### EXTRACTED MATERIAL
*-*-*

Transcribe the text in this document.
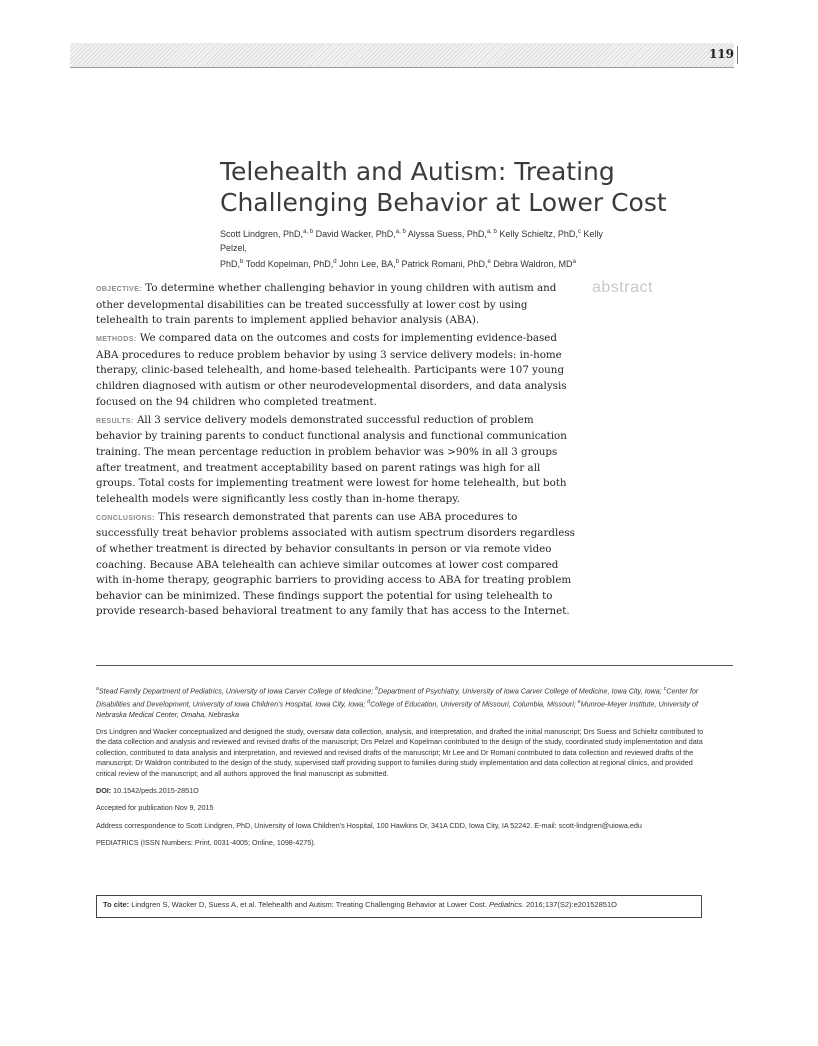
119
Telehealth and Autism: Treating Challenging Behavior at Lower Cost
Scott Lindgren, PhD,$^{a, b}$ David Wacker, PhD,$^{a, b}$ Alyssa Suess, PhD,$^{a, b}$ Kelly Schieltz, PhD,$^c$ Kelly Pelzel,
PhD,$^b$ Todd Kopelman, PhD,$^d$ John Lee, BA,$^b$ Patrick Romani, PhD,$^e$ Debra Waldron, $MD^a$
abstract

OBJECTIVE: To determine whether challenging behavior in young children with autism and other developmental disabilities can be treated successfully at lower cost by using telehealth to train parents to implement applied behavior analysis (ABA).

METHODS: We compared data on the outcomes and costs for implementing evidence-based ABA procedures to reduce problem behavior by using 3 service delivery models: in-home therapy, clinic-based telehealth, and home-based telehealth. Participants were 107 young children diagnosed with autism or other neurodevelopmental disorders, and data analysis focused on the 94 children who completed treatment.

RESULTS: All 3 service delivery models demonstrated successful reduction of problem behavior by training parents to conduct functional analysis and functional communication training. The mean percentage reduction in problem behavior was >90% in all 3 groups after treatment, and treatment acceptability based on parent ratings was high for all groups. Total costs for implementing treatment were lowest for home telehealth, but both telehealth models were significantly less costly than in-home therapy.

CONCLUSIONS: This research demonstrated that parents can use ABA procedures to successfully treat behavior problems associated with autism spectrum disorders regardless of whether treatment is directed by behavior consultants in person or via remote video coaching. Because ABA telehealth can achieve similar outcomes at lower cost compared with in-home therapy, geographic barriers to providing access to ABA for treating problem behavior can be minimized. These findings support the potential for using telehealth to provide research-based behavioral treatment to any family that has access to the Internet.

$^a$Stead Family Department of Pediatrics, University of Iowa Carver College of Medicine; $^b$Department of Psychiatry, University of Iowa Carver College of Medicine, Iowa City, Iowa; $^c$Center for Disabilities and Development, University of Iowa Children's Hospital, Iowa City, Iowa; $^d$College of Education, University of Missouri, Columbia, Missouri; $^e$Munroe-Meyer Institute, University of Nebraska Medical Center, Omaha, Nebraska

Drs Lindgren and Wacker conceptualized and designed the study, oversaw data collection, analysis, and interpretation, and drafted the initial manuscript; Drs Suess and Schieltz contributed to the data collection and analysis and reviewed and revised drafts of the manuscript; Drs Pelzel and Kopelman contributed to the design of the study, coordinated study implementation and data collection, contributed to data analysis and interpretation, and reviewed and revised drafts of the manuscript; Mr Lee and Dr Romani contributed to data collection and reviewed drafts of the manuscript; Dr Waldron contributed to the design of the study, supervised staff providing support to families during study implementation and data collection at regional clinics, and provided critical review of the manuscript; and all authors approved the final manuscript as submitted.

DOI: 10.1542/peds.2015-2851O

Accepted for publication Nov 9, 2015

Address correspondence to Scott Lindgren, PhD, University of Iowa Children's Hospital, 100 Hawkins Dr, 341A CDD, Iowa City, IA 52242. E-mail: scott-lindgren@uiowa.edu

PEDIATRICS (ISSN Numbers: Print, 0031-4005; Online, 1098-4275).

To cite: Lindgren S, Wacker D, Suess A, et al. Telehealth and Autism: Treating Challenging Behavior at Lower Cost. Pediatrics. 2016;137(S2):e20152851O
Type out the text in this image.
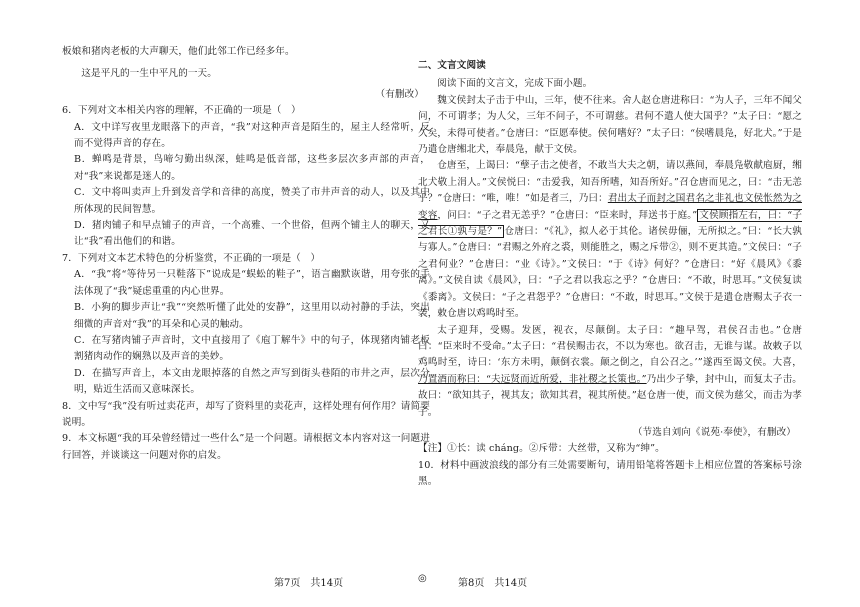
板娘和猪肉老板的大声聊天，他们此邻工作已经多年。

这是平凡的一生中平凡的一天。

（有删改）

6．下列对文本相关内容的理解，不正确的一项是（　）

A．文中详写夜里龙眼落下的声音，“我”对这种声音是陌生的，屋主人经常听，反而不觉得声音的存在。

B．蝉鸣是背景，鸟啼匀勤出纵深，蛙鸣是低音部，这些多层次多声部的声音，对“我”来说都是迷人的。

C．文中将叫卖声上升到发音学和音律的高度，赞美了市井声音的动人，以及其中所体现的民间智慧。

D．猪肉铺子和早点铺子的声音，一个高雅、一个世俗，但两个铺主人的聊天，又让“我”看出他们的和谐。

7．下列对文本艺术特色的分析鉴赏，不正确的一项是（　）

A．“我”将“等待另一只鞋落下”说成是“蜈蚣的鞋子”，语言幽默诙谐，用夸张的手法体现了“我”疑虑重重的内心世界。

B．小狗的脚步声让“我”“突然听懂了此处的安静”，这里用以动衬静的手法，突出细微的声音对“我”的耳朵和心灵的触动。

C．在写猪肉铺子声音时，文中直接用了《庖丁解牛》中的句子，体现猪肉铺老板割猪肉动作的娴熟以及声音的美妙。

D．在描写声音上，本文由龙眼掉落的自然之声写到街头巷陌的市井之声，层次分明，贴近生活而又意味深长。

8．文中写“我”没有听过卖花声，却写了资料里的卖花声，这样处理有何作用？请简要说明。

9．本文标题“我的耳朵曾经错过一些什么”是一个问题。请根据文本内容对这一问题进行回答，并谈谈这一问题对你的启发。

二、文言文阅读

阅读下面的文言文，完成下面小题。

魏文侯封太子击于中山，三年，使不往来。舍人赵仓唐进称曰：“为人子，三年不闻父问，不可谓孝；为人父，三年不问子，不可谓慈。君何不遣人使大国乎？”太子曰：“愿之久矣，未得可使者。”仓唐曰：“臣愿奉使。侯何嗜好？”太子曰：“侯嗜晨凫，好北犬。”于是乃遣仓唐缃北犬，奉晨凫，献于文侯。

仓唐至，上谒曰：“孽子击之使者，不敢当大夫之朝，请以燕间，奉晨凫敬献庖厨，缃北犬敬上涓人。”文侯悦曰：“击爱我，知吾所嗜，知吾所好。”召仓唐而见之，曰：“击无恙乎？”仓唐曰：“唯，唯！”如是者三，乃曰：君出太子而封之国君名之非礼也文侯怅然为之变容，问曰：“子之君无恙乎？”仓唐曰：“臣来时，拜送书于庭。” 文侯顾指左右，曰：“子之君长①孰与是？” 仓唐曰：“《礼》，拟人必于其伦。诸侯毋俪，无所拟之。”曰：“长大孰与寡人。”仓唐曰：“君赐之外府之裘，则能胜之，赐之斥带②，则不更其造。”文侯曰：“子之君何业？”仓唐曰：“业《诗》。”文侯曰：“于《诗》何好？”仓唐曰：“好《晨风》《黍离》。”文侯自读《晨风》，曰：“子之君以我忘之乎？”仓唐曰：“不敢，时思耳。”文侯复读《黍离》。文侯曰：“子之君怨乎？”仓唐曰：“不敢，时思耳。”文侯于是遣仓唐赐太子衣一袭，敕仓唐以鸡鸣时至。

太子迎拜，受赐。发匧，视衣，尽颠倒。太子曰：“趣早驾，君侯召击也。”仓唐曰：“臣来时不受命。”太子曰：“君侯赐击衣，不以为寒也。欲召击，无谁与谋。故敕子以鸡鸣时至，诗曰：‘东方未明，颠倒衣裳。颠之倒之，自公召之。’”遂西至谒文侯。大喜，乃置酒而称曰：“夫远贤而近所爱，非社稷之长策也。”乃出少子挚，封中山，而复太子击。故曰：“欲知其子，视其友；欲知其君，视其所使。”赵仓唐一使，而文侯为慈父，而击为孝子。

（节选自刘向《说苑·奉使》，有删改）

【注】①长：读 cháng。②斥带：大丝带，又称为“绅”。

10．材料中画波浪线的部分有三处需要断句，请用铅笔将答题卡上相应位置的答案标号涂黑。

第7页　共14页	◎	第8页　共14页
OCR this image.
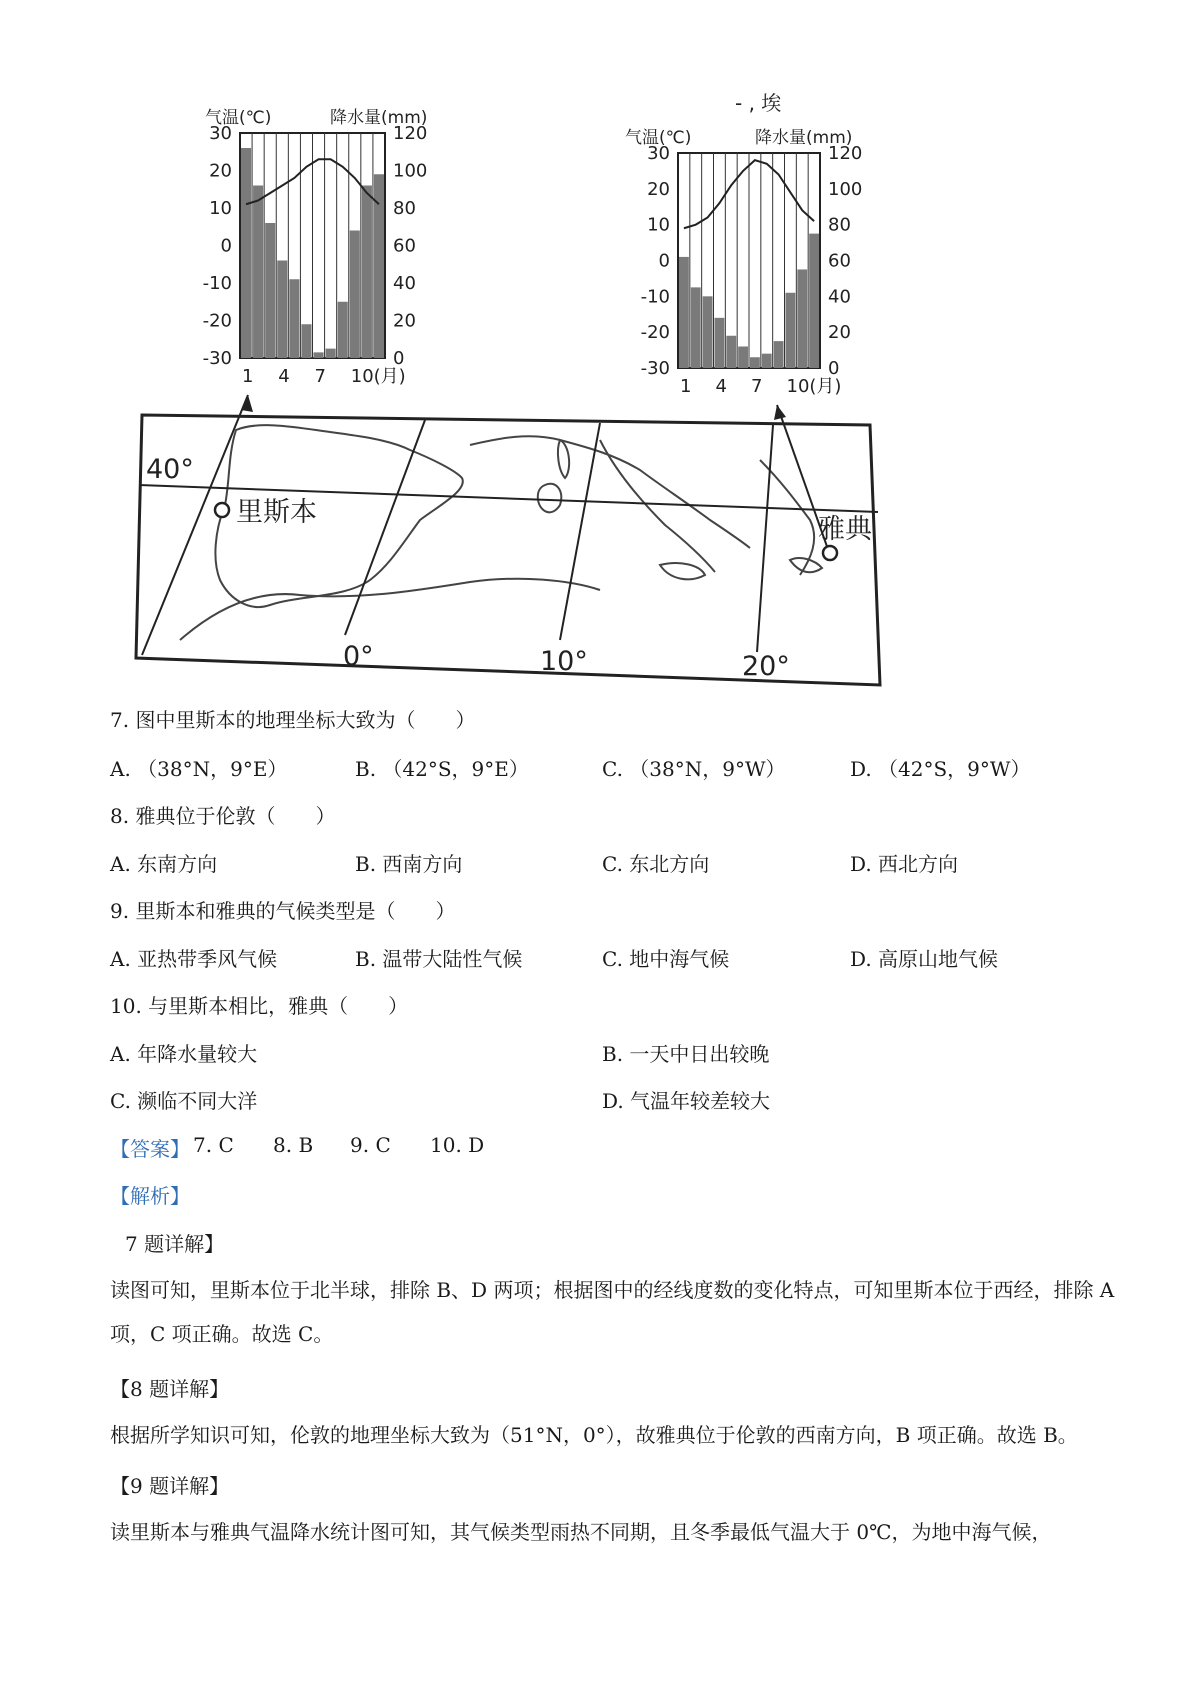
气温(℃)	降水量(mm)
30
20
10
0
-10
-20
-30
120
100
80
60
40
20
0
1 4 7 10(月)
- , 埃
气温(℃)	降水量(mm)
30
20
10
0
-10
-20
-30
120
100
80
60
40
20
0
1 4 7 10(月)
里斯本
雅典
40°
0°	10°	20°
7. 图中里斯本的地理坐标大致为（　　）
A. （38°N，9°E）	B. （42°S，9°E）	C. （38°N，9°W）	D. （42°S，9°W）
8. 雅典位于伦敦（　　）
A. 东南方向	B. 西南方向	C. 东北方向	D. 西北方向
9. 里斯本和雅典的气候类型是（　　）
A. 亚热带季风气候	B. 温带大陆性气候	C. 地中海气候	D. 高原山地气候
10. 与里斯本相比，雅典（　　）
A. 年降水量较大	B. 一天中日出较晚
C. 濒临不同大洋	D. 气温年较差较大
【答案】 7. C 8. B 9. C 10. D
【解析】
7 题详解】
读图可知，里斯本位于北半球，排除 B、D 两项；根据图中的经线度数的变化特点，可知里斯本位于西经，排除 A 项，C 项正确。故选 C。
【8 题详解】
根据所学知识可知，伦敦的地理坐标大致为（51°N，0°），故雅典位于伦敦的西南方向，B 项正确。故选 B。
【9 题详解】
读里斯本与雅典气温降水统计图可知，其气候类型雨热不同期，且冬季最低气温大于 0℃，为地中海气候，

*-*-*

### AIM OF THE EXERCISE
Search the lines above for the string "University", then show every one that has it.

### FINISHED TASK
$^a$Stead Family Department of Pediatrics, University of Iowa Carver College of Medicine; $^b$Department of Psychiatry, University of Iowa Carver College of Medicine, Iowa City, Iowa; $^c$Center for Disabilities and Development, University of Iowa Children's Hospital, Iowa City, Iowa; $^d$College of Education, University of Missouri, Columbia, Missouri; $^e$Munroe-Meyer Institute, University of Nebraska Medical Center, Omaha, Nebraska
Address correspondence to Scott Lindgren, PhD, University of Iowa Children's Hospital, 100 Hawkins Dr, 341A CDD, Iowa City, IA 52242. E-mail: scott-lindgren@uiowa.edu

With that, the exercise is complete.